*** GIVEN ENTRIES

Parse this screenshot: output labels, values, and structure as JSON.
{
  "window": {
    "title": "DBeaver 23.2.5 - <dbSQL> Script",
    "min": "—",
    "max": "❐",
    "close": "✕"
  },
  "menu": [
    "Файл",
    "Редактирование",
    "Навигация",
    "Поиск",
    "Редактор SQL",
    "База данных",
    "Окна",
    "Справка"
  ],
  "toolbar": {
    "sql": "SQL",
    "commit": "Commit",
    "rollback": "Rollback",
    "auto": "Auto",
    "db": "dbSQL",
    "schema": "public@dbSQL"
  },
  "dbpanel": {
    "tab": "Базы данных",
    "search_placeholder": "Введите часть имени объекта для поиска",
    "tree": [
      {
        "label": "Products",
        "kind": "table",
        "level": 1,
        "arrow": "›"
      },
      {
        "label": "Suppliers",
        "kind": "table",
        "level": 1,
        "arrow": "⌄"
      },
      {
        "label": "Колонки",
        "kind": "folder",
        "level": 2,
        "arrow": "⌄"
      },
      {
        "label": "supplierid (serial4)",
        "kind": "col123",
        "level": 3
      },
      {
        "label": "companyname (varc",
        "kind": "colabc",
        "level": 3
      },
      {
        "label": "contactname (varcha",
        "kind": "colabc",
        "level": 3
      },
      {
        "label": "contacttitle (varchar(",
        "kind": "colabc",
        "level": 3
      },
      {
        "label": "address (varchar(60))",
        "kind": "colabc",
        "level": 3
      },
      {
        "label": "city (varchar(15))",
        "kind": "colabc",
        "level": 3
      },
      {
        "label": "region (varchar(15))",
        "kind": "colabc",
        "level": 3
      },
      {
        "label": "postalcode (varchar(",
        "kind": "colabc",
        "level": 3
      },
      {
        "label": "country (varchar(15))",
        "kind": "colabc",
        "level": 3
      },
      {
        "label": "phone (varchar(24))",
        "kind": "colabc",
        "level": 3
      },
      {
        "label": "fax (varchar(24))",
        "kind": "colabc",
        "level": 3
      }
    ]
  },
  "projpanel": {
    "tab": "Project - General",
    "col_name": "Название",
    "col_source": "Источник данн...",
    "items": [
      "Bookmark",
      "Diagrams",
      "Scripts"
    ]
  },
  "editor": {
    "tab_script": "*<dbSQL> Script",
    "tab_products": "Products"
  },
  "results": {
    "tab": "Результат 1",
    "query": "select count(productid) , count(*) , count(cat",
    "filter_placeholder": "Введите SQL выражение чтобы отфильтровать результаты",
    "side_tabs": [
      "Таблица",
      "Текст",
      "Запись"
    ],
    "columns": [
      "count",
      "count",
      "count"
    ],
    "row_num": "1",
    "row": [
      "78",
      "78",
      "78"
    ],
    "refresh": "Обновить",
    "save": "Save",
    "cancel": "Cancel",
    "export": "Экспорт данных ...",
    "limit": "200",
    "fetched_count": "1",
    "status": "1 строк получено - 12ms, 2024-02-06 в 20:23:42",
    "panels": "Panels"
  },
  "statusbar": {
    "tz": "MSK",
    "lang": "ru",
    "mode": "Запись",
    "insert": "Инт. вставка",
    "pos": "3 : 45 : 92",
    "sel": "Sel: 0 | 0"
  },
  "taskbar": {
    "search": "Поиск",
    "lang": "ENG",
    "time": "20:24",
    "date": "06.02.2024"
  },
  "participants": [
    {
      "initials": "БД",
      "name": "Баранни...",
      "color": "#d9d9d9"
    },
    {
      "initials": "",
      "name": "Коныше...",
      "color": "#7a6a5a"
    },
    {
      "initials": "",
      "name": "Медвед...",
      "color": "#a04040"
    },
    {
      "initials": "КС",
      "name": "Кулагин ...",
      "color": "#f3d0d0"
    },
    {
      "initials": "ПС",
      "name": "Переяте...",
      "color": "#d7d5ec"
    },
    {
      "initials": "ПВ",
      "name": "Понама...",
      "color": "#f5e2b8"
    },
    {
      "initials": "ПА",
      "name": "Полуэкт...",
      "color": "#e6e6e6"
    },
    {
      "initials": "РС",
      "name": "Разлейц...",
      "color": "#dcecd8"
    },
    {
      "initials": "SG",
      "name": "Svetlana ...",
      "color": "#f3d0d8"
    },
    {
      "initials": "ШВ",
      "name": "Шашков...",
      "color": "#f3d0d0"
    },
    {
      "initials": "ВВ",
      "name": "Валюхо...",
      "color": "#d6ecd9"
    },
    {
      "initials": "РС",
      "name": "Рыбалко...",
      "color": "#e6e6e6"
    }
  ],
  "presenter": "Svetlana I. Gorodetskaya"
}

******

• _WHAT IS REQUIRED_:
Print the material once more, exactly.

• _EXERCISE OUTPUT_:
Parse this screenshot: output labels, values, and structure as JSON.
{
  "window": {
    "title": "DBeaver 23.2.5 - <dbSQL> Script",
    "min": "—",
    "max": "❐",
    "close": "✕"
  },
  "menu": [
    "Файл",
    "Редактирование",
    "Навигация",
    "Поиск",
    "Редактор SQL",
    "База данных",
    "Окна",
    "Справка"
  ],
  "toolbar": {
    "sql": "SQL",
    "commit": "Commit",
    "rollback": "Rollback",
    "auto": "Auto",
    "db": "dbSQL",
    "schema": "public@dbSQL"
  },
  "dbpanel": {
    "tab": "Базы данных",
    "search_placeholder": "Введите часть имени объекта для поиска",
    "tree": [
      {
        "label": "Products",
        "kind": "table",
        "level": 1,
        "arrow": "›"
      },
      {
        "label": "Suppliers",
        "kind": "table",
        "level": 1,
        "arrow": "⌄"
      },
      {
        "label": "Колонки",
        "kind": "folder",
        "level": 2,
        "arrow": "⌄"
      },
      {
        "label": "supplierid (serial4)",
        "kind": "col123",
        "level": 3
      },
      {
        "label": "companyname (varc",
        "kind": "colabc",
        "level": 3
      },
      {
        "label": "contactname (varcha",
        "kind": "colabc",
        "level": 3
      },
      {
        "label": "contacttitle (varchar(",
        "kind": "colabc",
        "level": 3
      },
      {
        "label": "address (varchar(60))",
        "kind": "colabc",
        "level": 3
      },
      {
        "label": "city (varchar(15))",
        "kind": "colabc",
        "level": 3
      },
      {
        "label": "region (varchar(15))",
        "kind": "colabc",
        "level": 3
      },
      {
        "label": "postalcode (varchar(",
        "kind": "colabc",
        "level": 3
      },
      {
        "label": "country (varchar(15))",
        "kind": "colabc",
        "level": 3
      },
      {
        "label": "phone (varchar(24))",
        "kind": "colabc",
        "level": 3
      },
      {
        "label": "fax (varchar(24))",
        "kind": "colabc",
        "level": 3
      }
    ]
  },
  "projpanel": {
    "tab": "Project - General",
    "col_name": "Название",
    "col_source": "Источник данн...",
    "items": [
      "Bookmark",
      "Diagrams",
      "Scripts"
    ]
  },
  "editor": {
    "tab_script": "*<dbSQL> Script",
    "tab_products": "Products"
  },
  "results": {
    "tab": "Результат 1",
    "query": "select count(productid) , count(*) , count(cat",
    "filter_placeholder": "Введите SQL выражение чтобы отфильтровать результаты",
    "side_tabs": [
      "Таблица",
      "Текст",
      "Запись"
    ],
    "columns": [
      "count",
      "count",
      "count"
    ],
    "row_num": "1",
    "row": [
      "78",
      "78",
      "78"
    ],
    "refresh": "Обновить",
    "save": "Save",
    "cancel": "Cancel",
    "export": "Экспорт данных ...",
    "limit": "200",
    "fetched_count": "1",
    "status": "1 строк получено - 12ms, 2024-02-06 в 20:23:42",
    "panels": "Panels"
  },
  "statusbar": {
    "tz": "MSK",
    "lang": "ru",
    "mode": "Запись",
    "insert": "Инт. вставка",
    "pos": "3 : 45 : 92",
    "sel": "Sel: 0 | 0"
  },
  "taskbar": {
    "search": "Поиск",
    "lang": "ENG",
    "time": "20:24",
    "date": "06.02.2024"
  },
  "participants": [
    {
      "initials": "БД",
      "name": "Баранни...",
      "color": "#d9d9d9"
    },
    {
      "initials": "",
      "name": "Коныше...",
      "color": "#7a6a5a"
    },
    {
      "initials": "",
      "name": "Медвед...",
      "color": "#a04040"
    },
    {
      "initials": "КС",
      "name": "Кулагин ...",
      "color": "#f3d0d0"
    },
    {
      "initials": "ПС",
      "name": "Переяте...",
      "color": "#d7d5ec"
    },
    {
      "initials": "ПВ",
      "name": "Понама...",
      "color": "#f5e2b8"
    },
    {
      "initials": "ПА",
      "name": "Полуэкт...",
      "color": "#e6e6e6"
    },
    {
      "initials": "РС",
      "name": "Разлейц...",
      "color": "#dcecd8"
    },
    {
      "initials": "SG",
      "name": "Svetlana ...",
      "color": "#f3d0d8"
    },
    {
      "initials": "ШВ",
      "name": "Шашков...",
      "color": "#f3d0d0"
    },
    {
      "initials": "ВВ",
      "name": "Валюхо...",
      "color": "#d6ecd9"
    },
    {
      "initials": "РС",
      "name": "Рыбалко...",
      "color": "#e6e6e6"
    }
  ],
  "presenter": "Svetlana I. Gorodetskaya"
}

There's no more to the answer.